Can you reproduce the data beneath, keeping every line exact?

◆ ◆ ◆ ◆ ◆ ◆ ◆

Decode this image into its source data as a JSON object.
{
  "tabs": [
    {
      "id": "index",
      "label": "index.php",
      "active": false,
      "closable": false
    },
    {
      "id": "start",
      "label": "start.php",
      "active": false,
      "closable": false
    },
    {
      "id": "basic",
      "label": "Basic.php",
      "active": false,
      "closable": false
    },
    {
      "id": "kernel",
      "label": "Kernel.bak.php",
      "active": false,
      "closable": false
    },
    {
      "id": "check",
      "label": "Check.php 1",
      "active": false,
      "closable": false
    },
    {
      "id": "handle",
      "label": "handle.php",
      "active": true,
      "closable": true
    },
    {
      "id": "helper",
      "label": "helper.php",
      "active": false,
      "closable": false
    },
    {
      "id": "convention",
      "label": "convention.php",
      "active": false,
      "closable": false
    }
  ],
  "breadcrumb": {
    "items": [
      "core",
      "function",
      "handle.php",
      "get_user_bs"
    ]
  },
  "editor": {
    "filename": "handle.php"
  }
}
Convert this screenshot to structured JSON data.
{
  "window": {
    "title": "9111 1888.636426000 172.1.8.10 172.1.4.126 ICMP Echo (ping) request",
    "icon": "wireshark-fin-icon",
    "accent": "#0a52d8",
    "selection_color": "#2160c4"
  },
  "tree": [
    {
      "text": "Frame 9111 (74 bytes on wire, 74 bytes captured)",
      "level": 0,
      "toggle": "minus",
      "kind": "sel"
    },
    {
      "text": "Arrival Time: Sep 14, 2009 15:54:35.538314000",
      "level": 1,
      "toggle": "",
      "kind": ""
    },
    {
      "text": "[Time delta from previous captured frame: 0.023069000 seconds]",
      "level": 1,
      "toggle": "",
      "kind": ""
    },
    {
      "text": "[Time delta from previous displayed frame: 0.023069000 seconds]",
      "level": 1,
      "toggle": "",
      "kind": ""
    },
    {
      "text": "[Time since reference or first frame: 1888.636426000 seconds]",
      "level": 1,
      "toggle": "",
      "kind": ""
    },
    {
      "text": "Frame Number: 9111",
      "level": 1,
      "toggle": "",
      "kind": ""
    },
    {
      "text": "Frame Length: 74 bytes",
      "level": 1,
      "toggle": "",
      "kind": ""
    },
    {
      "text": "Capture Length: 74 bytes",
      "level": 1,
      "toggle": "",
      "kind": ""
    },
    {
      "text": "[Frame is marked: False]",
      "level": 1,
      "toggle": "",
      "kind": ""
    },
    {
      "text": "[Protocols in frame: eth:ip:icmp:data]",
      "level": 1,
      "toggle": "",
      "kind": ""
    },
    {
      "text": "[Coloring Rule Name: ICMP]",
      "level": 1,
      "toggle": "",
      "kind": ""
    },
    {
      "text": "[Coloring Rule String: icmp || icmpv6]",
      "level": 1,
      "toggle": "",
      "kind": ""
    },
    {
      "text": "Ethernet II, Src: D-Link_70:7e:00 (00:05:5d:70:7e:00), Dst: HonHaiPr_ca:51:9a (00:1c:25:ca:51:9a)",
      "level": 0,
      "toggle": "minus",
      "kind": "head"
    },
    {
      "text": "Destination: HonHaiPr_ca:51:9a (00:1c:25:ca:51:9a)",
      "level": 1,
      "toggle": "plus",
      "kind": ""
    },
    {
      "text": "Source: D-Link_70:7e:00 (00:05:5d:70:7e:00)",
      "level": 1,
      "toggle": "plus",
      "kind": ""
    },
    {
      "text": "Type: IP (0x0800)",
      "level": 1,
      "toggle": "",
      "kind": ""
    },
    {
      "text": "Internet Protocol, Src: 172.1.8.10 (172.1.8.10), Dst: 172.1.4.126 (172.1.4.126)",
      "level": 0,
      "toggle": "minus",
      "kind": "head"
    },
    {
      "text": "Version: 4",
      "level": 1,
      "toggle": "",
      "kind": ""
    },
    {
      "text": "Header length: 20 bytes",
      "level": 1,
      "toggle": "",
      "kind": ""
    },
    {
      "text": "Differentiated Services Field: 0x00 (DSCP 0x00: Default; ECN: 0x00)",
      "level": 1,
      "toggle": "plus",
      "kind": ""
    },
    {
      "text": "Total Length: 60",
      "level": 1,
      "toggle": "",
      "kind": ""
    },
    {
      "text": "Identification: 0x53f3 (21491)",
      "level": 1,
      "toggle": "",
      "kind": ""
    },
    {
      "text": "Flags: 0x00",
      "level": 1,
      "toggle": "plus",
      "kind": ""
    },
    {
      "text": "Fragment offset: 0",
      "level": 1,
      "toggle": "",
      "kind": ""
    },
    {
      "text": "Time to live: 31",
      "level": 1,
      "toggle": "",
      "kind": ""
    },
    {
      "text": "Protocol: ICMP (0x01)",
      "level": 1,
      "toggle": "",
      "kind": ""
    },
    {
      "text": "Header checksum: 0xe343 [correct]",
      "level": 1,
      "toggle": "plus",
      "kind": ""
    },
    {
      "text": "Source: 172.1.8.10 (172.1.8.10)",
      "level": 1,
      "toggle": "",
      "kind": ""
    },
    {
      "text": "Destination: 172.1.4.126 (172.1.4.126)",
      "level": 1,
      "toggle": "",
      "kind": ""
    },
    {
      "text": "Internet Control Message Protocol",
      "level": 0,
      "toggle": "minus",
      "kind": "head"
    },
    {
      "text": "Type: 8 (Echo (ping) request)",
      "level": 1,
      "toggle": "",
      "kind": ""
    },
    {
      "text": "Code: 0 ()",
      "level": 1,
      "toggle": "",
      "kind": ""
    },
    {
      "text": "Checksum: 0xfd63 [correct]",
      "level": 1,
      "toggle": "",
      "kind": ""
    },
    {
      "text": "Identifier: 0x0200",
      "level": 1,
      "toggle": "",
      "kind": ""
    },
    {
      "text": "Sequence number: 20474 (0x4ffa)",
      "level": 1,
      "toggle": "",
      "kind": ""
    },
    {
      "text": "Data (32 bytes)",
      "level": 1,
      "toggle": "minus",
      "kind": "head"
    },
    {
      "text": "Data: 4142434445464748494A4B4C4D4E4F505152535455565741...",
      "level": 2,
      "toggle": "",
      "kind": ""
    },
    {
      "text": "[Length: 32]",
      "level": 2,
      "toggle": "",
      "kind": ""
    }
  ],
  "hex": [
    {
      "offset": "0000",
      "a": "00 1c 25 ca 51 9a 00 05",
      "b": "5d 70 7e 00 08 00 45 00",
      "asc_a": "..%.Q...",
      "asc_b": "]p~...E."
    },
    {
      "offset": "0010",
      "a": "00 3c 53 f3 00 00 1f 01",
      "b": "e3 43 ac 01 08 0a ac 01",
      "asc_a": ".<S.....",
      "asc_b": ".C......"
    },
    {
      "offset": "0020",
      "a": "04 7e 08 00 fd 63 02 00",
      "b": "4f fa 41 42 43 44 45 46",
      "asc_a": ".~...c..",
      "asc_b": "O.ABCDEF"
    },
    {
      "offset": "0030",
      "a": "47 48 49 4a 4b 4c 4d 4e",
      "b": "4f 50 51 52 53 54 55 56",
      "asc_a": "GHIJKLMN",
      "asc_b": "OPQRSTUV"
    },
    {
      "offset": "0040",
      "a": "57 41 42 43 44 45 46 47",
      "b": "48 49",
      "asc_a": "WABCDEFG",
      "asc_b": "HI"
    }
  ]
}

◆ ◆ ◆ ◆ ◆ ◆ ◆

Result for this task:
Decode this image into its source data as a JSON object.
{
  "tabs": [
    {
      "id": "index",
      "label": "index.php",
      "active": false,
      "closable": false
    },
    {
      "id": "start",
      "label": "start.php",
      "active": false,
      "closable": false
    },
    {
      "id": "basic",
      "label": "Basic.php",
      "active": false,
      "closable": false
    },
    {
      "id": "kernel",
      "label": "Kernel.bak.php",
      "active": false,
      "closable": false
    },
    {
      "id": "check",
      "label": "Check.php 1",
      "active": false,
      "closable": false
    },
    {
      "id": "handle",
      "label": "handle.php",
      "active": true,
      "closable": true
    },
    {
      "id": "helper",
      "label": "helper.php",
      "active": false,
      "closable": false
    },
    {
      "id": "convention",
      "label": "convention.php",
      "active": false,
      "closable": false
    }
  ],
  "breadcrumb": {
    "items": [
      "core",
      "function",
      "handle.php",
      "get_user_bs"
    ]
  },
  "editor": {
    "filename": "handle.php"
  }
}
Convert this screenshot to structured JSON data.
{
  "window": {
    "title": "9111 1888.636426000 172.1.8.10 172.1.4.126 ICMP Echo (ping) request",
    "icon": "wireshark-fin-icon",
    "accent": "#0a52d8",
    "selection_color": "#2160c4"
  },
  "tree": [
    {
      "text": "Frame 9111 (74 bytes on wire, 74 bytes captured)",
      "level": 0,
      "toggle": "minus",
      "kind": "sel"
    },
    {
      "text": "Arrival Time: Sep 14, 2009 15:54:35.538314000",
      "level": 1,
      "toggle": "",
      "kind": ""
    },
    {
      "text": "[Time delta from previous captured frame: 0.023069000 seconds]",
      "level": 1,
      "toggle": "",
      "kind": ""
    },
    {
      "text": "[Time delta from previous displayed frame: 0.023069000 seconds]",
      "level": 1,
      "toggle": "",
      "kind": ""
    },
    {
      "text": "[Time since reference or first frame: 1888.636426000 seconds]",
      "level": 1,
      "toggle": "",
      "kind": ""
    },
    {
      "text": "Frame Number: 9111",
      "level": 1,
      "toggle": "",
      "kind": ""
    },
    {
      "text": "Frame Length: 74 bytes",
      "level": 1,
      "toggle": "",
      "kind": ""
    },
    {
      "text": "Capture Length: 74 bytes",
      "level": 1,
      "toggle": "",
      "kind": ""
    },
    {
      "text": "[Frame is marked: False]",
      "level": 1,
      "toggle": "",
      "kind": ""
    },
    {
      "text": "[Protocols in frame: eth:ip:icmp:data]",
      "level": 1,
      "toggle": "",
      "kind": ""
    },
    {
      "text": "[Coloring Rule Name: ICMP]",
      "level": 1,
      "toggle": "",
      "kind": ""
    },
    {
      "text": "[Coloring Rule String: icmp || icmpv6]",
      "level": 1,
      "toggle": "",
      "kind": ""
    },
    {
      "text": "Ethernet II, Src: D-Link_70:7e:00 (00:05:5d:70:7e:00), Dst: HonHaiPr_ca:51:9a (00:1c:25:ca:51:9a)",
      "level": 0,
      "toggle": "minus",
      "kind": "head"
    },
    {
      "text": "Destination: HonHaiPr_ca:51:9a (00:1c:25:ca:51:9a)",
      "level": 1,
      "toggle": "plus",
      "kind": ""
    },
    {
      "text": "Source: D-Link_70:7e:00 (00:05:5d:70:7e:00)",
      "level": 1,
      "toggle": "plus",
      "kind": ""
    },
    {
      "text": "Type: IP (0x0800)",
      "level": 1,
      "toggle": "",
      "kind": ""
    },
    {
      "text": "Internet Protocol, Src: 172.1.8.10 (172.1.8.10), Dst: 172.1.4.126 (172.1.4.126)",
      "level": 0,
      "toggle": "minus",
      "kind": "head"
    },
    {
      "text": "Version: 4",
      "level": 1,
      "toggle": "",
      "kind": ""
    },
    {
      "text": "Header length: 20 bytes",
      "level": 1,
      "toggle": "",
      "kind": ""
    },
    {
      "text": "Differentiated Services Field: 0x00 (DSCP 0x00: Default; ECN: 0x00)",
      "level": 1,
      "toggle": "plus",
      "kind": ""
    },
    {
      "text": "Total Length: 60",
      "level": 1,
      "toggle": "",
      "kind": ""
    },
    {
      "text": "Identification: 0x53f3 (21491)",
      "level": 1,
      "toggle": "",
      "kind": ""
    },
    {
      "text": "Flags: 0x00",
      "level": 1,
      "toggle": "plus",
      "kind": ""
    },
    {
      "text": "Fragment offset: 0",
      "level": 1,
      "toggle": "",
      "kind": ""
    },
    {
      "text": "Time to live: 31",
      "level": 1,
      "toggle": "",
      "kind": ""
    },
    {
      "text": "Protocol: ICMP (0x01)",
      "level": 1,
      "toggle": "",
      "kind": ""
    },
    {
      "text": "Header checksum: 0xe343 [correct]",
      "level": 1,
      "toggle": "plus",
      "kind": ""
    },
    {
      "text": "Source: 172.1.8.10 (172.1.8.10)",
      "level": 1,
      "toggle": "",
      "kind": ""
    },
    {
      "text": "Destination: 172.1.4.126 (172.1.4.126)",
      "level": 1,
      "toggle": "",
      "kind": ""
    },
    {
      "text": "Internet Control Message Protocol",
      "level": 0,
      "toggle": "minus",
      "kind": "head"
    },
    {
      "text": "Type: 8 (Echo (ping) request)",
      "level": 1,
      "toggle": "",
      "kind": ""
    },
    {
      "text": "Code: 0 ()",
      "level": 1,
      "toggle": "",
      "kind": ""
    },
    {
      "text": "Checksum: 0xfd63 [correct]",
      "level": 1,
      "toggle": "",
      "kind": ""
    },
    {
      "text": "Identifier: 0x0200",
      "level": 1,
      "toggle": "",
      "kind": ""
    },
    {
      "text": "Sequence number: 20474 (0x4ffa)",
      "level": 1,
      "toggle": "",
      "kind": ""
    },
    {
      "text": "Data (32 bytes)",
      "level": 1,
      "toggle": "minus",
      "kind": "head"
    },
    {
      "text": "Data: 4142434445464748494A4B4C4D4E4F505152535455565741...",
      "level": 2,
      "toggle": "",
      "kind": ""
    },
    {
      "text": "[Length: 32]",
      "level": 2,
      "toggle": "",
      "kind": ""
    }
  ],
  "hex": [
    {
      "offset": "0000",
      "a": "00 1c 25 ca 51 9a 00 05",
      "b": "5d 70 7e 00 08 00 45 00",
      "asc_a": "..%.Q...",
      "asc_b": "]p~...E."
    },
    {
      "offset": "0010",
      "a": "00 3c 53 f3 00 00 1f 01",
      "b": "e3 43 ac 01 08 0a ac 01",
      "asc_a": ".<S.....",
      "asc_b": ".C......"
    },
    {
      "offset": "0020",
      "a": "04 7e 08 00 fd 63 02 00",
      "b": "4f fa 41 42 43 44 45 46",
      "asc_a": ".~...c..",
      "asc_b": "O.ABCDEF"
    },
    {
      "offset": "0030",
      "a": "47 48 49 4a 4b 4c 4d 4e",
      "b": "4f 50 51 52 53 54 55 56",
      "asc_a": "GHIJKLMN",
      "asc_b": "OPQRSTUV"
    },
    {
      "offset": "0040",
      "a": "57 41 42 43 44 45 46 47",
      "b": "48 49",
      "asc_a": "WABCDEFG",
      "asc_b": "HI"
    }
  ]
}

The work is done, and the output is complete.